**DIRECTION**
Search the material below for the word "крышки". Copy every line that has it.

——————————

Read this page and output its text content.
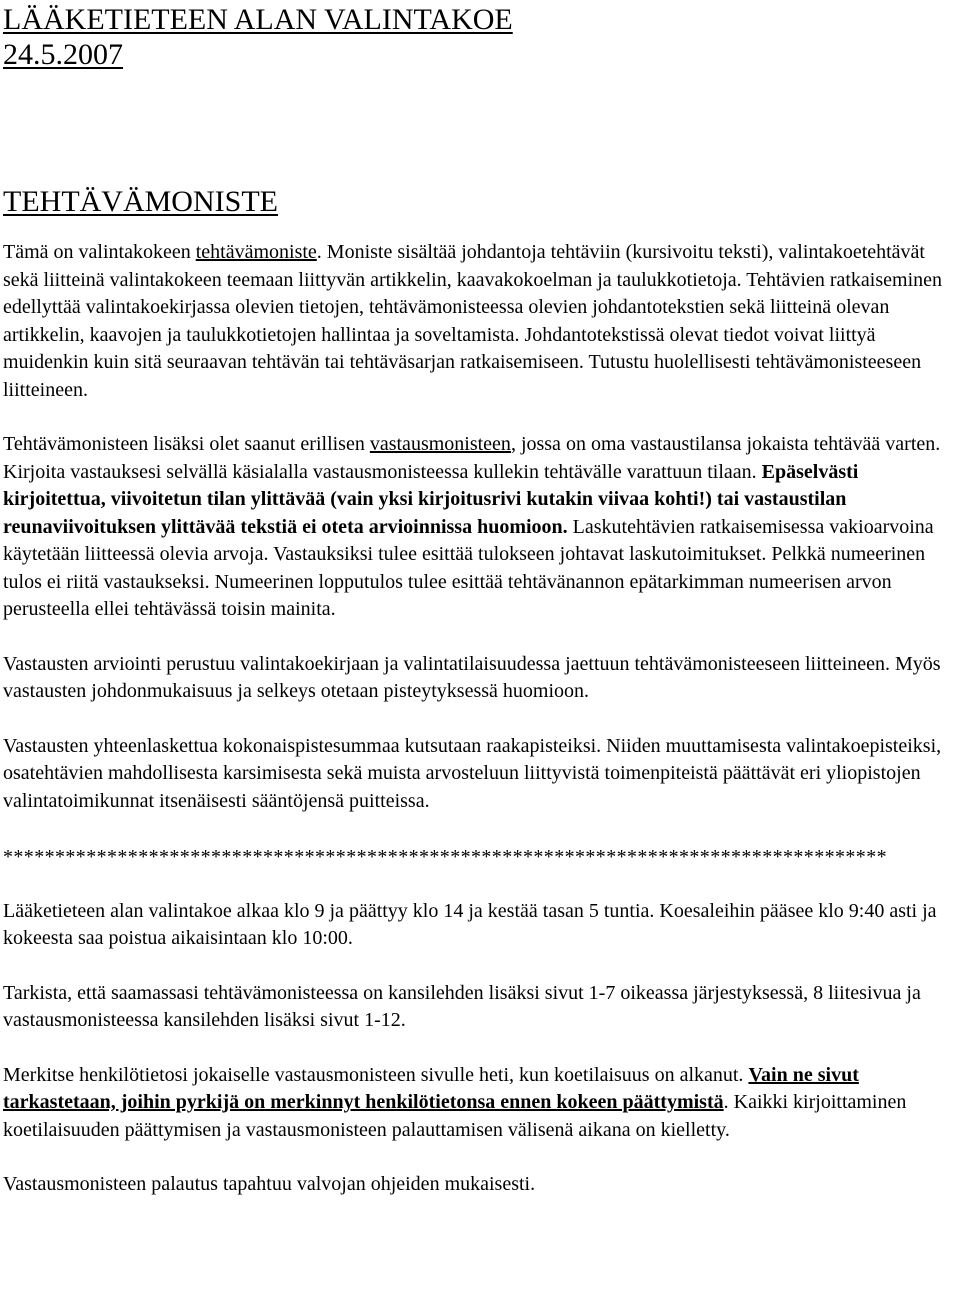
LÄÄKETIETEEN ALAN VALINTAKOE
24.5.2007
TEHTÄVÄMONISTE

Tämä on valintakokeen tehtävämoniste. Moniste sisältää johdantoja tehtäviin (kursivoitu teksti), valintakoetehtävät sekä liitteinä valintakokeen teemaan liittyvän artikkelin, kaavakokoelman ja taulukkotietoja. Tehtävien ratkaiseminen edellyttää valintakoekirjassa olevien tietojen, tehtävämonisteessa olevien johdantotekstien sekä liitteinä olevan artikkelin, kaavojen ja taulukkotietojen hallintaa ja soveltamista. Johdantotekstissä olevat tiedot voivat liittyä muidenkin kuin sitä seuraavan tehtävän tai tehtäväsarjan ratkaisemiseen. Tutustu huolellisesti tehtävämonisteeseen liitteineen.

Tehtävämonisteen lisäksi olet saanut erillisen vastausmonisteen, jossa on oma vastaustilansa jokaista tehtävää varten. Kirjoita vastauksesi selvällä käsialalla vastausmonisteessa kullekin tehtävälle varattuun tilaan. Epäselvästi kirjoitettua, viivoitetun tilan ylittävää (vain yksi kirjoitusrivi kutakin viivaa kohti!) tai vastaustilan reunaviivoituksen ylittävää tekstiä ei oteta arvioinnissa huomioon. Laskutehtävien ratkaisemisessa vakioarvoina käytetään liitteessä olevia arvoja. Vastauksiksi tulee esittää tulokseen johtavat laskutoimitukset. Pelkkä numeerinen tulos ei riitä vastaukseksi. Numeerinen lopputulos tulee esittää tehtävänannon epätarkimman numeerisen arvon perusteella ellei tehtävässä toisin mainita.

Vastausten arviointi perustuu valintakoekirjaan ja valintatilaisuudessa jaettuun tehtävämonisteeseen liitteineen. Myös vastausten johdonmukaisuus ja selkeys otetaan pisteytyksessä huomioon.

Vastausten yhteenlaskettua kokonaispistesummaa kutsutaan raakapisteiksi. Niiden muuttamisesta valintakoepisteiksi, osatehtävien mahdollisesta karsimisesta sekä muista arvosteluun liittyvistä toimenpiteistä päättävät eri yliopistojen valintatoimikunnat itsenäisesti sääntöjensä puitteissa.

*************************************************************************************

Lääketieteen alan valintakoe alkaa klo 9 ja päättyy klo 14 ja kestää tasan 5 tuntia. Koesaleihin pääsee klo 9:40 asti ja kokeesta saa poistua aikaisintaan klo 10:00.

Tarkista, että saamassasi tehtävämonisteessa on kansilehden lisäksi sivut 1-7 oikeassa järjestyksessä, 8 liitesivua ja vastausmonisteessa kansilehden lisäksi sivut 1-12.

Merkitse henkilötietosi jokaiselle vastausmonisteen sivulle heti, kun koetilaisuus on alkanut. Vain ne sivut tarkastetaan, joihin pyrkijä on merkinnyt henkilötietonsa ennen kokeen päättymistä. Kaikki kirjoittaminen koetilaisuuden päättymisen ja vastausmonisteen palauttamisen välisenä aikana on kielletty.

Vastausmonisteen palautus tapahtuu valvojan ohjeiden mukaisesti.
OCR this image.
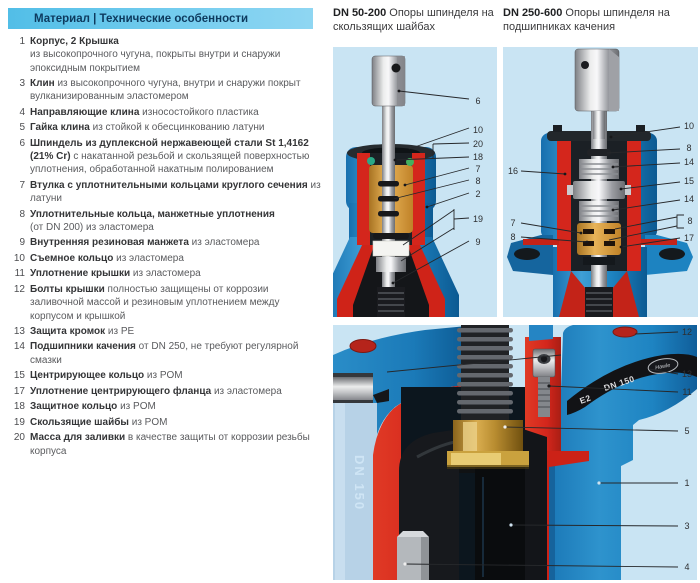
Материал | Технические особенности
1 Корпус, 2 Крышка
из высокопрочного чугуна, покрыты внутри и снаружи эпоксидным покрытием
3 Клин из высокопрочного чугуна, внутри и снаружи покрыт вулканизированным эластомером
4 Направляющие клина износостойкого пластика
5 Гайка клина из стойкой к обесцинкованию латуни
6 Шпиндель из дуплексной нержавеющей стали St 1,4162 (21% Cr) с накатанной резьбой и скользящей поверхностью уплотнения, обработанной накатным полированием
7 Втулка с уплотнительными кольцами круглого сечения из латуни
8 Уплотнительные кольца, манжетные уплотнения
(от DN 200) из эластомера
9 Внутренняя резиновая манжета из эластомера
10 Съемное кольцо из эластомера
11 Уплотнение крышки из эластомера
12 Болты крышки полностью защищены от коррозии заливочной массой и резиновым уплотнением между корпусом и крышкой
13 Защита кромок из PE
14 Подшипники качения от DN 250, не требуют регулярной смазки
15 Центрирующее кольцо из POM
17 Уплотнение центрирующего фланца из эластомера
18 Защитное кольцо из POM
19 Скользящие шайбы из POM
20 Масса для заливки в качестве защиты от коррозии резьбы корпуса
DN 50-200 Опоры шпинделя на скользящих шайбах
DN 250-600 Опоры шпинделя на подшипниках качения
6
10
20
18
7
8
2
19
9
16
7
8
10
8
14
15
14
8
17
E2
DN 150
Hawle
DN 150
12
13
11
5
1
3
4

——————————

**RESPONSE TO THIS EXERCISE**
11 Уплотнение крышки из эластомера
12 Болты крышки полностью защищены от коррозии заливочной массой и резиновым уплотнением между корпусом и крышкой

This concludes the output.